== Task directions ==
All the data should come back exactly as it was given.

(Stored data)
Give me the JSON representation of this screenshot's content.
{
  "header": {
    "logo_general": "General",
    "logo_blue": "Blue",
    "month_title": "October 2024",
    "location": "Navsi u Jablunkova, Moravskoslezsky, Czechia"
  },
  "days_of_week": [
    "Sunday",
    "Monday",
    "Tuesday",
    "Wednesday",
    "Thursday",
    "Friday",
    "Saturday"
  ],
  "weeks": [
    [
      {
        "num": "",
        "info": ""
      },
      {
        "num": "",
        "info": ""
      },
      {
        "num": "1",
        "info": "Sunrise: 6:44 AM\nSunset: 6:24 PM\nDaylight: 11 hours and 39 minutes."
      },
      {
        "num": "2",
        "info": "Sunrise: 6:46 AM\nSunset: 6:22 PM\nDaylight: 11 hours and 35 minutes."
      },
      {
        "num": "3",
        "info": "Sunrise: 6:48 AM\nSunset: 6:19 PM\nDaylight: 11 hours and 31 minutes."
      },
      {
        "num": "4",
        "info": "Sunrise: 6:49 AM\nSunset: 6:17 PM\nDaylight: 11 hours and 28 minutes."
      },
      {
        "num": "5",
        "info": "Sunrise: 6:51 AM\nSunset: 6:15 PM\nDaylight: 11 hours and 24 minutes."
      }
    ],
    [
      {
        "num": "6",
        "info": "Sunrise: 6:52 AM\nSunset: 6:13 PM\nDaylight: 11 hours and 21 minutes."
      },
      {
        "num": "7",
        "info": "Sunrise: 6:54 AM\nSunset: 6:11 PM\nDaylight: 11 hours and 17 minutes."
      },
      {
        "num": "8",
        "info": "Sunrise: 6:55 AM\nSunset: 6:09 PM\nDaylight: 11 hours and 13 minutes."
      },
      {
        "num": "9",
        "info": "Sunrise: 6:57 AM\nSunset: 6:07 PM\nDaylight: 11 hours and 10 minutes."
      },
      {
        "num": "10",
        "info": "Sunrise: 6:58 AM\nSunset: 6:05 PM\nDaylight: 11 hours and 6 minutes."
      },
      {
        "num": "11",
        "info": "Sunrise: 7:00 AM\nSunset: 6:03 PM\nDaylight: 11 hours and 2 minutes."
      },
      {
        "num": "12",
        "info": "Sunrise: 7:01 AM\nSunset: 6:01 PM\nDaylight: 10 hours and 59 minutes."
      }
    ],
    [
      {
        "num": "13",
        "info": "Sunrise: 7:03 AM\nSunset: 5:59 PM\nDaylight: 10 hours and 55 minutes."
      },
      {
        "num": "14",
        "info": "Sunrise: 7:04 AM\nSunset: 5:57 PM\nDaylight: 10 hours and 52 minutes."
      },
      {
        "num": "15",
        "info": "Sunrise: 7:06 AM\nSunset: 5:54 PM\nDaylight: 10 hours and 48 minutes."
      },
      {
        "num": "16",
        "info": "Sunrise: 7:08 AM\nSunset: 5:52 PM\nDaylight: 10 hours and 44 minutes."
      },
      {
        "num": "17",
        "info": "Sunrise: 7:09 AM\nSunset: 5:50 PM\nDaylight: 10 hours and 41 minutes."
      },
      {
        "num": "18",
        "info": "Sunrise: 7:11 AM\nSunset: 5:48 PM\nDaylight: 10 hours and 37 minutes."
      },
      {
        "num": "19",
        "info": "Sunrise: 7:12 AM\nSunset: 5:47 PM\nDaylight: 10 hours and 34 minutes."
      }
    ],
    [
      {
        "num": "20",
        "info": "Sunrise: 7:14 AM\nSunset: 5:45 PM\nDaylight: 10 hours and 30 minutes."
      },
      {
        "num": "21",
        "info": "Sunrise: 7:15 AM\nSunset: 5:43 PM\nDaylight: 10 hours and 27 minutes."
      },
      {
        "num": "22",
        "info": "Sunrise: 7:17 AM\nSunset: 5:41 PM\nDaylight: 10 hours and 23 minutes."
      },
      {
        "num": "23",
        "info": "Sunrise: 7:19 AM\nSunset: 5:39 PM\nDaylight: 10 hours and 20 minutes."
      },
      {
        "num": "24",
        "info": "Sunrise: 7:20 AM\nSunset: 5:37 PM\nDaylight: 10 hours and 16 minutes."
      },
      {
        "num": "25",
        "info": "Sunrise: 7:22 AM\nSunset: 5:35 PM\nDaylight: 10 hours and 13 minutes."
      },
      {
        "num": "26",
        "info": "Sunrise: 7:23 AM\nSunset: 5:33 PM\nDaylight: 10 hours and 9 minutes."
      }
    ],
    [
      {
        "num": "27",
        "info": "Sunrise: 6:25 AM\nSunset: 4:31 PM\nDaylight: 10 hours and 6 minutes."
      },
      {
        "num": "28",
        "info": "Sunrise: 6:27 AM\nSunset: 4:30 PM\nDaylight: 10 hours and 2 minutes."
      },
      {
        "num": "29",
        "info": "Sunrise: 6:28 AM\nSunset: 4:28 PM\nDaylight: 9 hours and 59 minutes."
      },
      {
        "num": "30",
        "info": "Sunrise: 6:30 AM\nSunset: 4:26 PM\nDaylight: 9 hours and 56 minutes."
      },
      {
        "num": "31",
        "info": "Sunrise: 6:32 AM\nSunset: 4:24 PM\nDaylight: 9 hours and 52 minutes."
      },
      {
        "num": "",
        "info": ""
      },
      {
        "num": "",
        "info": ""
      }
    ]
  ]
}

== The response ==
Give me the JSON representation of this screenshot's content.
{
  "header": {
    "logo_general": "General",
    "logo_blue": "Blue",
    "month_title": "October 2024",
    "location": "Navsi u Jablunkova, Moravskoslezsky, Czechia"
  },
  "days_of_week": [
    "Sunday",
    "Monday",
    "Tuesday",
    "Wednesday",
    "Thursday",
    "Friday",
    "Saturday"
  ],
  "weeks": [
    [
      {
        "num": "",
        "info": ""
      },
      {
        "num": "",
        "info": ""
      },
      {
        "num": "1",
        "info": "Sunrise: 6:44 AM\nSunset: 6:24 PM\nDaylight: 11 hours and 39 minutes."
      },
      {
        "num": "2",
        "info": "Sunrise: 6:46 AM\nSunset: 6:22 PM\nDaylight: 11 hours and 35 minutes."
      },
      {
        "num": "3",
        "info": "Sunrise: 6:48 AM\nSunset: 6:19 PM\nDaylight: 11 hours and 31 minutes."
      },
      {
        "num": "4",
        "info": "Sunrise: 6:49 AM\nSunset: 6:17 PM\nDaylight: 11 hours and 28 minutes."
      },
      {
        "num": "5",
        "info": "Sunrise: 6:51 AM\nSunset: 6:15 PM\nDaylight: 11 hours and 24 minutes."
      }
    ],
    [
      {
        "num": "6",
        "info": "Sunrise: 6:52 AM\nSunset: 6:13 PM\nDaylight: 11 hours and 21 minutes."
      },
      {
        "num": "7",
        "info": "Sunrise: 6:54 AM\nSunset: 6:11 PM\nDaylight: 11 hours and 17 minutes."
      },
      {
        "num": "8",
        "info": "Sunrise: 6:55 AM\nSunset: 6:09 PM\nDaylight: 11 hours and 13 minutes."
      },
      {
        "num": "9",
        "info": "Sunrise: 6:57 AM\nSunset: 6:07 PM\nDaylight: 11 hours and 10 minutes."
      },
      {
        "num": "10",
        "info": "Sunrise: 6:58 AM\nSunset: 6:05 PM\nDaylight: 11 hours and 6 minutes."
      },
      {
        "num": "11",
        "info": "Sunrise: 7:00 AM\nSunset: 6:03 PM\nDaylight: 11 hours and 2 minutes."
      },
      {
        "num": "12",
        "info": "Sunrise: 7:01 AM\nSunset: 6:01 PM\nDaylight: 10 hours and 59 minutes."
      }
    ],
    [
      {
        "num": "13",
        "info": "Sunrise: 7:03 AM\nSunset: 5:59 PM\nDaylight: 10 hours and 55 minutes."
      },
      {
        "num": "14",
        "info": "Sunrise: 7:04 AM\nSunset: 5:57 PM\nDaylight: 10 hours and 52 minutes."
      },
      {
        "num": "15",
        "info": "Sunrise: 7:06 AM\nSunset: 5:54 PM\nDaylight: 10 hours and 48 minutes."
      },
      {
        "num": "16",
        "info": "Sunrise: 7:08 AM\nSunset: 5:52 PM\nDaylight: 10 hours and 44 minutes."
      },
      {
        "num": "17",
        "info": "Sunrise: 7:09 AM\nSunset: 5:50 PM\nDaylight: 10 hours and 41 minutes."
      },
      {
        "num": "18",
        "info": "Sunrise: 7:11 AM\nSunset: 5:48 PM\nDaylight: 10 hours and 37 minutes."
      },
      {
        "num": "19",
        "info": "Sunrise: 7:12 AM\nSunset: 5:47 PM\nDaylight: 10 hours and 34 minutes."
      }
    ],
    [
      {
        "num": "20",
        "info": "Sunrise: 7:14 AM\nSunset: 5:45 PM\nDaylight: 10 hours and 30 minutes."
      },
      {
        "num": "21",
        "info": "Sunrise: 7:15 AM\nSunset: 5:43 PM\nDaylight: 10 hours and 27 minutes."
      },
      {
        "num": "22",
        "info": "Sunrise: 7:17 AM\nSunset: 5:41 PM\nDaylight: 10 hours and 23 minutes."
      },
      {
        "num": "23",
        "info": "Sunrise: 7:19 AM\nSunset: 5:39 PM\nDaylight: 10 hours and 20 minutes."
      },
      {
        "num": "24",
        "info": "Sunrise: 7:20 AM\nSunset: 5:37 PM\nDaylight: 10 hours and 16 minutes."
      },
      {
        "num": "25",
        "info": "Sunrise: 7:22 AM\nSunset: 5:35 PM\nDaylight: 10 hours and 13 minutes."
      },
      {
        "num": "26",
        "info": "Sunrise: 7:23 AM\nSunset: 5:33 PM\nDaylight: 10 hours and 9 minutes."
      }
    ],
    [
      {
        "num": "27",
        "info": "Sunrise: 6:25 AM\nSunset: 4:31 PM\nDaylight: 10 hours and 6 minutes."
      },
      {
        "num": "28",
        "info": "Sunrise: 6:27 AM\nSunset: 4:30 PM\nDaylight: 10 hours and 2 minutes."
      },
      {
        "num": "29",
        "info": "Sunrise: 6:28 AM\nSunset: 4:28 PM\nDaylight: 9 hours and 59 minutes."
      },
      {
        "num": "30",
        "info": "Sunrise: 6:30 AM\nSunset: 4:26 PM\nDaylight: 9 hours and 56 minutes."
      },
      {
        "num": "31",
        "info": "Sunrise: 6:32 AM\nSunset: 4:24 PM\nDaylight: 9 hours and 52 minutes."
      },
      {
        "num": "",
        "info": ""
      },
      {
        "num": "",
        "info": ""
      }
    ]
  ]
}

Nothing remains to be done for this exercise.